[Dataset records]
* * * *
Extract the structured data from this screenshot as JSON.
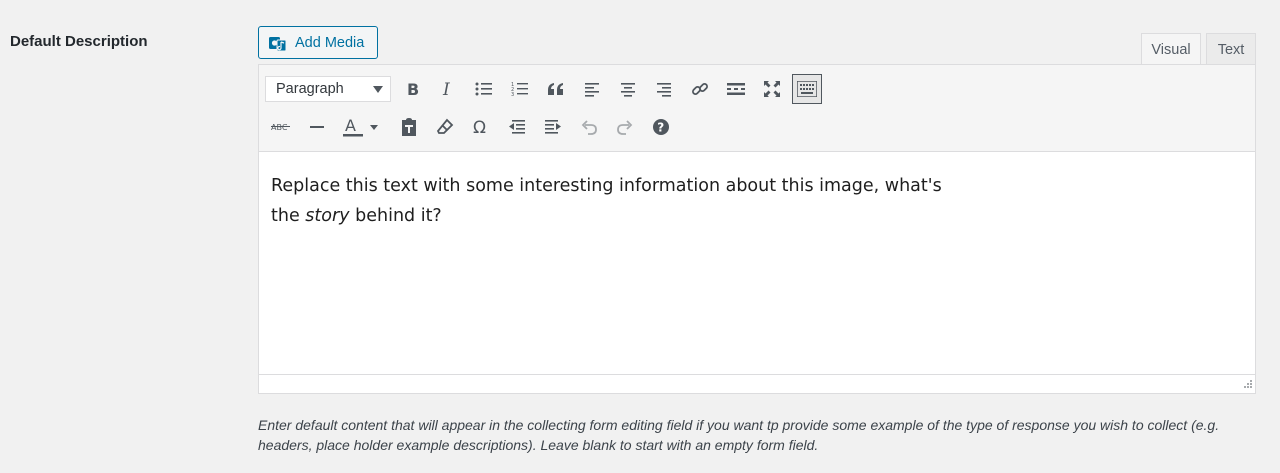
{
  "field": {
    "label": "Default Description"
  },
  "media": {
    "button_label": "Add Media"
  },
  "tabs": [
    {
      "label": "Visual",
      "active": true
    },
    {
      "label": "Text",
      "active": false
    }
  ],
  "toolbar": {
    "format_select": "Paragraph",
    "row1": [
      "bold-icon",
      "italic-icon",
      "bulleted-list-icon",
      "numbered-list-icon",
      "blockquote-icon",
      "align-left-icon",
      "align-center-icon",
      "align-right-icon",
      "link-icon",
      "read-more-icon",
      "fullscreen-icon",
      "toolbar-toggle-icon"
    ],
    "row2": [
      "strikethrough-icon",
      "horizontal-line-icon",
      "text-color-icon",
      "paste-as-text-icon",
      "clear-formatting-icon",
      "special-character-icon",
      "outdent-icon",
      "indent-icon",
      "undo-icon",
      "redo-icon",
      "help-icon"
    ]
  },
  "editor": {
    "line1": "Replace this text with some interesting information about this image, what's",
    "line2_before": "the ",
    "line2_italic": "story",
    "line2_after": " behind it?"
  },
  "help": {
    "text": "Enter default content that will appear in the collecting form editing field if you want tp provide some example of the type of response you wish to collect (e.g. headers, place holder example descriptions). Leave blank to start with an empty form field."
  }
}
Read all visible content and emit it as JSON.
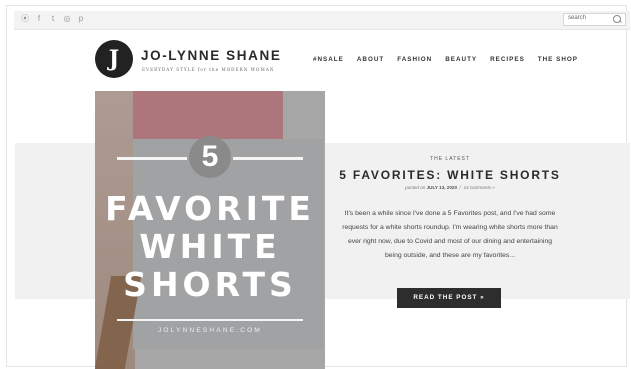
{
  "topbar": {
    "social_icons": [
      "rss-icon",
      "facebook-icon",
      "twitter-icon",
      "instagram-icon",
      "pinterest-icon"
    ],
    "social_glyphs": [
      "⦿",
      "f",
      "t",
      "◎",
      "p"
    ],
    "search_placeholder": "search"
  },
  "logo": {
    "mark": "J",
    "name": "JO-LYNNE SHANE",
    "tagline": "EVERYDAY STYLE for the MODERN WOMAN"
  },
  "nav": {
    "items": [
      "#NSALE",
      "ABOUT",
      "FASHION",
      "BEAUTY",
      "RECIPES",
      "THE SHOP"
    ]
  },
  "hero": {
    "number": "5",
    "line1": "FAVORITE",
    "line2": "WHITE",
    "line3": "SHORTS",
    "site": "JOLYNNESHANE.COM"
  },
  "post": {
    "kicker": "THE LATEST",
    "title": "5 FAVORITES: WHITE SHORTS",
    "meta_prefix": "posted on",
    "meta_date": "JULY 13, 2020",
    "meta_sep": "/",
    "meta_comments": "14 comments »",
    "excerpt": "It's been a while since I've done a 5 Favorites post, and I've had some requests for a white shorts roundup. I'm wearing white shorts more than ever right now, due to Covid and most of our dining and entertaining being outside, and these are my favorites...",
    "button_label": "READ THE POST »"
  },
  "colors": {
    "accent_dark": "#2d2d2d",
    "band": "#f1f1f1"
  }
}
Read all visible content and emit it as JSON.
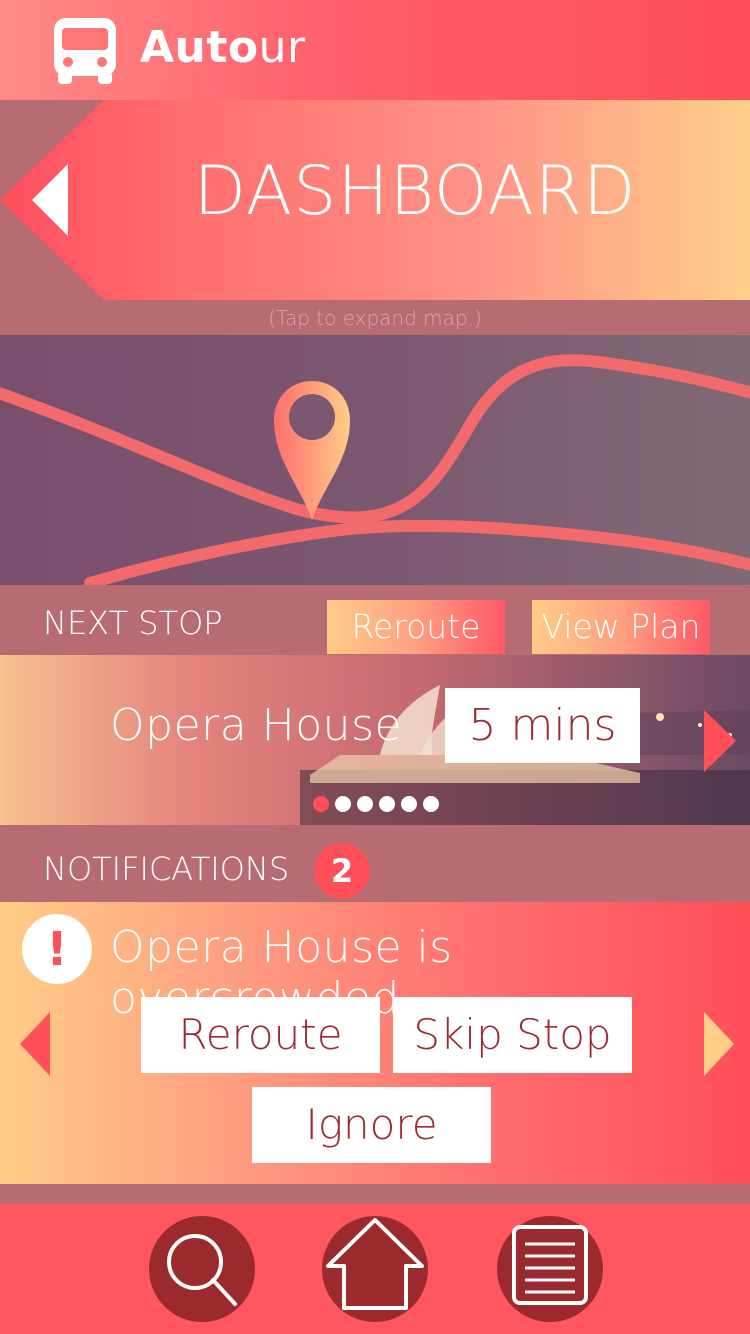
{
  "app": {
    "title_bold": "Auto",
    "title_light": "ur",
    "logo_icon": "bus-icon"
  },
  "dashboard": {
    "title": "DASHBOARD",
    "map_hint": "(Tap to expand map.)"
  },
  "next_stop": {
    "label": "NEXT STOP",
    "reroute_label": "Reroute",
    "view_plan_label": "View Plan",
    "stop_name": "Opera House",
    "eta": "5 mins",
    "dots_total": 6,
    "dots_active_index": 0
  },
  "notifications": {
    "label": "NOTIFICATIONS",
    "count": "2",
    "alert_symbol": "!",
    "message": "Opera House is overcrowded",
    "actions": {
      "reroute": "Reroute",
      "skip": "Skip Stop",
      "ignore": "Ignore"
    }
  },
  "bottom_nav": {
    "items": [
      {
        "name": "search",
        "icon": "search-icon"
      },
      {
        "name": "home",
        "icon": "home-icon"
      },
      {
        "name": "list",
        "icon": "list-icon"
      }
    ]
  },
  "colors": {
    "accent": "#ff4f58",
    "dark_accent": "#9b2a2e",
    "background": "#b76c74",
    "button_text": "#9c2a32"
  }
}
* * * *
Retype the records exactly. Any image in them should not appear in what you write.

■ **Task result**
Extract the structured data from this screenshot as JSON.
{
  "field": {
    "label": "Default Description"
  },
  "media": {
    "button_label": "Add Media"
  },
  "tabs": [
    {
      "label": "Visual",
      "active": true
    },
    {
      "label": "Text",
      "active": false
    }
  ],
  "toolbar": {
    "format_select": "Paragraph",
    "row1": [
      "bold-icon",
      "italic-icon",
      "bulleted-list-icon",
      "numbered-list-icon",
      "blockquote-icon",
      "align-left-icon",
      "align-center-icon",
      "align-right-icon",
      "link-icon",
      "read-more-icon",
      "fullscreen-icon",
      "toolbar-toggle-icon"
    ],
    "row2": [
      "strikethrough-icon",
      "horizontal-line-icon",
      "text-color-icon",
      "paste-as-text-icon",
      "clear-formatting-icon",
      "special-character-icon",
      "outdent-icon",
      "indent-icon",
      "undo-icon",
      "redo-icon",
      "help-icon"
    ]
  },
  "editor": {
    "line1": "Replace this text with some interesting information about this image, what's",
    "line2_before": "the ",
    "line2_italic": "story",
    "line2_after": " behind it?"
  },
  "help": {
    "text": "Enter default content that will appear in the collecting form editing field if you want tp provide some example of the type of response you wish to collect (e.g. headers, place holder example descriptions). Leave blank to start with an empty form field."
  }
}
Read all visible content and emit it as JSON.
{
  "topbar": {
    "social_icons": [
      "rss-icon",
      "facebook-icon",
      "twitter-icon",
      "instagram-icon",
      "pinterest-icon"
    ],
    "social_glyphs": [
      "⦿",
      "f",
      "t",
      "◎",
      "p"
    ],
    "search_placeholder": "search"
  },
  "logo": {
    "mark": "J",
    "name": "JO-LYNNE SHANE",
    "tagline": "EVERYDAY STYLE for the MODERN WOMAN"
  },
  "nav": {
    "items": [
      "#NSALE",
      "ABOUT",
      "FASHION",
      "BEAUTY",
      "RECIPES",
      "THE SHOP"
    ]
  },
  "hero": {
    "number": "5",
    "line1": "FAVORITE",
    "line2": "WHITE",
    "line3": "SHORTS",
    "site": "JOLYNNESHANE.COM"
  },
  "post": {
    "kicker": "THE LATEST",
    "title": "5 FAVORITES: WHITE SHORTS",
    "meta_prefix": "posted on",
    "meta_date": "JULY 13, 2020",
    "meta_sep": "/",
    "meta_comments": "14 comments »",
    "excerpt": "It's been a while since I've done a 5 Favorites post, and I've had some requests for a white shorts roundup. I'm wearing white shorts more than ever right now, due to Covid and most of our dining and entertaining being outside, and these are my favorites...",
    "button_label": "READ THE POST »"
  },
  "colors": {
    "accent_dark": "#2d2d2d",
    "band": "#f1f1f1"
  }
}
Read all visible content and emit it as JSON.
{
  "app": {
    "title_bold": "Auto",
    "title_light": "ur",
    "logo_icon": "bus-icon"
  },
  "dashboard": {
    "title": "DASHBOARD",
    "map_hint": "(Tap to expand map.)"
  },
  "next_stop": {
    "label": "NEXT STOP",
    "reroute_label": "Reroute",
    "view_plan_label": "View Plan",
    "stop_name": "Opera House",
    "eta": "5 mins",
    "dots_total": 6,
    "dots_active_index": 0
  },
  "notifications": {
    "label": "NOTIFICATIONS",
    "count": "2",
    "alert_symbol": "!",
    "message": "Opera House is overcrowded",
    "actions": {
      "reroute": "Reroute",
      "skip": "Skip Stop",
      "ignore": "Ignore"
    }
  },
  "bottom_nav": {
    "items": [
      {
        "name": "search",
        "icon": "search-icon"
      },
      {
        "name": "home",
        "icon": "home-icon"
      },
      {
        "name": "list",
        "icon": "list-icon"
      }
    ]
  },
  "colors": {
    "accent": "#ff4f58",
    "dark_accent": "#9b2a2e",
    "background": "#b76c74",
    "button_text": "#9c2a32"
  }
}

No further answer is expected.